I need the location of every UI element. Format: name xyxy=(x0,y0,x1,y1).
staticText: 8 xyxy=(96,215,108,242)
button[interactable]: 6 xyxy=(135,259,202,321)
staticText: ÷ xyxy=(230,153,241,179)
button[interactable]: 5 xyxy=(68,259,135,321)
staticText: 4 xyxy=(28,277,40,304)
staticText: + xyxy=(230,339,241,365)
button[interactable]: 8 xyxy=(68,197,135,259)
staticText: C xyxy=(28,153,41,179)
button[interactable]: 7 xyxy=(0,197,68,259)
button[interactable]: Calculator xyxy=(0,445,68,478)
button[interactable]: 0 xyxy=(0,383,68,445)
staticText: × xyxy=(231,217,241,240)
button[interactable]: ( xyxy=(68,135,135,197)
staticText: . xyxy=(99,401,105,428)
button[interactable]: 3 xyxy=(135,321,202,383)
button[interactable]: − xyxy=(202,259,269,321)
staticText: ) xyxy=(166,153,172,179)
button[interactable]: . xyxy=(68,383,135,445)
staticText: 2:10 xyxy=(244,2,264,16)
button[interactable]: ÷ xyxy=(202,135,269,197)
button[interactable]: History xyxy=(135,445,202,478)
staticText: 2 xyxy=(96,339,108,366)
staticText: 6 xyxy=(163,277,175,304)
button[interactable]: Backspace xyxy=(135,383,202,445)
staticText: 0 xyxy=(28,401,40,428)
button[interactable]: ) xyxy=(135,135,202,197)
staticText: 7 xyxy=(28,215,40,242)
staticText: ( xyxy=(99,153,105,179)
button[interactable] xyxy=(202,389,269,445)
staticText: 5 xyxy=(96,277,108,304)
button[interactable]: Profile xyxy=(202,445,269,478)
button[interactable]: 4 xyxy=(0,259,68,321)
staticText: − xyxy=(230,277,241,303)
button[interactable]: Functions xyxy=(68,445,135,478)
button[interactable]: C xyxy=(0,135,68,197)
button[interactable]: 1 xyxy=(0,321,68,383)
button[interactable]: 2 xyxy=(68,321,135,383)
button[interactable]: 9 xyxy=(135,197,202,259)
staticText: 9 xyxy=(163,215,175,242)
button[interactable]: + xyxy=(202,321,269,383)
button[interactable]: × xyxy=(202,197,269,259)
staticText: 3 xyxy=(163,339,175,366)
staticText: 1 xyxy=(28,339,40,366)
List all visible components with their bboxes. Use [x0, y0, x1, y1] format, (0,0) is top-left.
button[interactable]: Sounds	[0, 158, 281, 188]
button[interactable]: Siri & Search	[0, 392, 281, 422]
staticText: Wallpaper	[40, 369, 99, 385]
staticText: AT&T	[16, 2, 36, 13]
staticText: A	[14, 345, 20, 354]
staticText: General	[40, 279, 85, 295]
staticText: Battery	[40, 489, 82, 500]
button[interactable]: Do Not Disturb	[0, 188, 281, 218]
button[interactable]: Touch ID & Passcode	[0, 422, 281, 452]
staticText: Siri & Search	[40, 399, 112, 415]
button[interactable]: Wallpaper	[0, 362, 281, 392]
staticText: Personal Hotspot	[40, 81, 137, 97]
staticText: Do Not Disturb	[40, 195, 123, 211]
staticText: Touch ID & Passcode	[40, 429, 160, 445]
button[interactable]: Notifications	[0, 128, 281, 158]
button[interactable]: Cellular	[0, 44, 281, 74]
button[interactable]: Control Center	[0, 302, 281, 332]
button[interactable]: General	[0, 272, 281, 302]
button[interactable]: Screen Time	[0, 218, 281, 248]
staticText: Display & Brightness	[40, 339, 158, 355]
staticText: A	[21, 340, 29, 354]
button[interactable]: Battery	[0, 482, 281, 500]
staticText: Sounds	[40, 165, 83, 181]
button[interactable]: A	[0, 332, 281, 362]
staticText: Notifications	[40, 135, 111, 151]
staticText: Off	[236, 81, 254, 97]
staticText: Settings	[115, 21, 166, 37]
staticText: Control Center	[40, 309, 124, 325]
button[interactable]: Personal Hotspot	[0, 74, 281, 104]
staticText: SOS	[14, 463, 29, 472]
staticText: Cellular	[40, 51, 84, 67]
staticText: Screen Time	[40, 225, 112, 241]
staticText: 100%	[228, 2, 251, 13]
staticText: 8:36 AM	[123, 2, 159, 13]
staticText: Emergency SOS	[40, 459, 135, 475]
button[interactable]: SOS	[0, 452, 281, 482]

TASK BRIEF: Repeat the items above word for word, from the very first line through the line with "button[interactable]: Calculator xyxy=(0,445,68,478)".

FINAL ANSWER:
I need the location of every UI element. Format: name xyxy=(x0,y0,x1,y1).
staticText: 8 xyxy=(96,215,108,242)
button[interactable]: 6 xyxy=(135,259,202,321)
staticText: ÷ xyxy=(230,153,241,179)
button[interactable]: 5 xyxy=(68,259,135,321)
staticText: 4 xyxy=(28,277,40,304)
staticText: + xyxy=(230,339,241,365)
button[interactable]: 8 xyxy=(68,197,135,259)
staticText: C xyxy=(28,153,41,179)
button[interactable]: 7 xyxy=(0,197,68,259)
button[interactable]: Calculator xyxy=(0,445,68,478)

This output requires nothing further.